-- SET TASK --
Find the word "Read" in the records below. List each line containing it.

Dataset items

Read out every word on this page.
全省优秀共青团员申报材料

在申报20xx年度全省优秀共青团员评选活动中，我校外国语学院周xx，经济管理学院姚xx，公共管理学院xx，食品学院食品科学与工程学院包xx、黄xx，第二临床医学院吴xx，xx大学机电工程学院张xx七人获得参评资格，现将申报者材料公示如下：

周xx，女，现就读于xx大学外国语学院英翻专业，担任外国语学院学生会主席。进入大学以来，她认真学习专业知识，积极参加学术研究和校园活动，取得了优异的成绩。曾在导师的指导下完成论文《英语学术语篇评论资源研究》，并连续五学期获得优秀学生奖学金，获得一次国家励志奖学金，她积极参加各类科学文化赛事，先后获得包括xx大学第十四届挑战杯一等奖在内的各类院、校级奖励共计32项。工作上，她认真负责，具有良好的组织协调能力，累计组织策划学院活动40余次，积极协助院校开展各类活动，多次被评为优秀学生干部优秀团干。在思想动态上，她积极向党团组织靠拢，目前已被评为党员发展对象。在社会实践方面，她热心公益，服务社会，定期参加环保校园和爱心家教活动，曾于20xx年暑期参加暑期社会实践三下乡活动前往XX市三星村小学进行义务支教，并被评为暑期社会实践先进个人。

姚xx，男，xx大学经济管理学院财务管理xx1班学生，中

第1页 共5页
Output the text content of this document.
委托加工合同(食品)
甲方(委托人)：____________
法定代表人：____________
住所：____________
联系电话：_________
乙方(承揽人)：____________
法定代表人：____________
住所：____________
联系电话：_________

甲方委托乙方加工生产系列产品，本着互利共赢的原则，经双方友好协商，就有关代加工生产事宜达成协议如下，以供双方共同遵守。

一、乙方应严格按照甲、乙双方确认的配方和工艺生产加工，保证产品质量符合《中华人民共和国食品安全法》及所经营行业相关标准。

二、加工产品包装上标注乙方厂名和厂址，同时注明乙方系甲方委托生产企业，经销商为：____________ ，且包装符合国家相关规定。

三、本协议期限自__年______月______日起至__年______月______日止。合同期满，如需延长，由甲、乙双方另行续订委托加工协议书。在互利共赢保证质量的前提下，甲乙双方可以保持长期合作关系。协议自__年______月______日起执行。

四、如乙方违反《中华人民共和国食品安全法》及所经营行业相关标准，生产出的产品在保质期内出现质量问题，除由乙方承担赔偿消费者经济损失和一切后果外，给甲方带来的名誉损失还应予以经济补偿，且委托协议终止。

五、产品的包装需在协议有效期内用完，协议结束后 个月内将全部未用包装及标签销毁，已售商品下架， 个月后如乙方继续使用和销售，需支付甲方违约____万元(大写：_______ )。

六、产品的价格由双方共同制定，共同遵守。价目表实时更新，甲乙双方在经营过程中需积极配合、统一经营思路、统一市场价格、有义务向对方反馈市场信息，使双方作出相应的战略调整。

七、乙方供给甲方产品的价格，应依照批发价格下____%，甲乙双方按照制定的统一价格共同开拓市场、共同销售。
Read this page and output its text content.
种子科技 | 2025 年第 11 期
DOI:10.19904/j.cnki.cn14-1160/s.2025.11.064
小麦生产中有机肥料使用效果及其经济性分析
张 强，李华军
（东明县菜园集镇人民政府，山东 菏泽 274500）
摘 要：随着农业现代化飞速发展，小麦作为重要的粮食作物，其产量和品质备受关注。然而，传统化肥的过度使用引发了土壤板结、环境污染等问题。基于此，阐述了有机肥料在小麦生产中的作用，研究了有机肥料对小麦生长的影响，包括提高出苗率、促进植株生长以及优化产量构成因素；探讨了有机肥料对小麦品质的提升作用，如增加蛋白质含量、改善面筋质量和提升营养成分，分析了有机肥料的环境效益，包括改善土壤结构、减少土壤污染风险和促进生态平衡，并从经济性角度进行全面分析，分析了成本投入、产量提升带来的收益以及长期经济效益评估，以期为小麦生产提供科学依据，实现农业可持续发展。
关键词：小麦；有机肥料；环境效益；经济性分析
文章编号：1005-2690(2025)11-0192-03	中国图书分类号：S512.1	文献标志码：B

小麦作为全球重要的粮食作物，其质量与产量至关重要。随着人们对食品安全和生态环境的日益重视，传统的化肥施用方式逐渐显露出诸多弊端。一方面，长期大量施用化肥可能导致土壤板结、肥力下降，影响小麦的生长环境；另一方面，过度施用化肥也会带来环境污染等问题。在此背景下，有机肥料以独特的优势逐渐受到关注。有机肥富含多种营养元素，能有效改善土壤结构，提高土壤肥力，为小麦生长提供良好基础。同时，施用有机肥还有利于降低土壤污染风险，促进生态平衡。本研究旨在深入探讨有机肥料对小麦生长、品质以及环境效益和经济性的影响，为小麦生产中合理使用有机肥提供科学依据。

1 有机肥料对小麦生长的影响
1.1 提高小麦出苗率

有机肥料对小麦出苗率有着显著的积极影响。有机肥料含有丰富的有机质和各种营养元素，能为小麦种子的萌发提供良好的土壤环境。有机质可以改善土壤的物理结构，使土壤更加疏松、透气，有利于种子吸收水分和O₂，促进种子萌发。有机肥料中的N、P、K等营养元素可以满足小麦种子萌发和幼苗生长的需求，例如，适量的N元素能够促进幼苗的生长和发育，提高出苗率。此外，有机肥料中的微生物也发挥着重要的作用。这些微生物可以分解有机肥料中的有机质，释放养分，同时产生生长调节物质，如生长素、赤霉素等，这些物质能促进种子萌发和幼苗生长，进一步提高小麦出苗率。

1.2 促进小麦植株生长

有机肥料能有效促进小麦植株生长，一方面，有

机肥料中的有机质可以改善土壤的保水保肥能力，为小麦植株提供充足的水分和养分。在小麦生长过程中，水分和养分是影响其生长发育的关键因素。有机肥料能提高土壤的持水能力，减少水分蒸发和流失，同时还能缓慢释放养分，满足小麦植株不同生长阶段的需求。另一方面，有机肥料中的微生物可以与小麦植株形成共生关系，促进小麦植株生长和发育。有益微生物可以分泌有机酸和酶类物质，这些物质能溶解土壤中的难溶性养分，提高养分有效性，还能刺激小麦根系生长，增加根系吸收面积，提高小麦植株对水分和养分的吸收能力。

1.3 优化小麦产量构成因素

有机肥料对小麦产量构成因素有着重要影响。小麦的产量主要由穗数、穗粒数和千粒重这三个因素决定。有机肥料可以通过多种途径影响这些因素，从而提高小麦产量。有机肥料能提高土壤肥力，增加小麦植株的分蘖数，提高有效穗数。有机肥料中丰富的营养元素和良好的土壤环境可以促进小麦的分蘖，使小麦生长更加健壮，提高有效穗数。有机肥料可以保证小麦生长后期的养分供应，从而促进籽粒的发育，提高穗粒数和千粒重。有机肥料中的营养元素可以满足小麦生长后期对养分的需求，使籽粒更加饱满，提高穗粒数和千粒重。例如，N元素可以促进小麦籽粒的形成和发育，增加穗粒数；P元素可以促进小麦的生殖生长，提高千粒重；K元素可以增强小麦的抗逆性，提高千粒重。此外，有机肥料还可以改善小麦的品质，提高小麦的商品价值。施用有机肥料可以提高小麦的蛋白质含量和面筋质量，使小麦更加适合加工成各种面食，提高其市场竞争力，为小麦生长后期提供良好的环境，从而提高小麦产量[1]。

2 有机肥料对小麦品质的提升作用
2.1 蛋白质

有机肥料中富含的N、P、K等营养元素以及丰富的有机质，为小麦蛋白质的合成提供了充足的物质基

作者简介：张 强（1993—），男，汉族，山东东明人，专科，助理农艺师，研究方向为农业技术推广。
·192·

-- EXERCISE RESPONSE --
Read out every word on this page.
Read this page and output its text content.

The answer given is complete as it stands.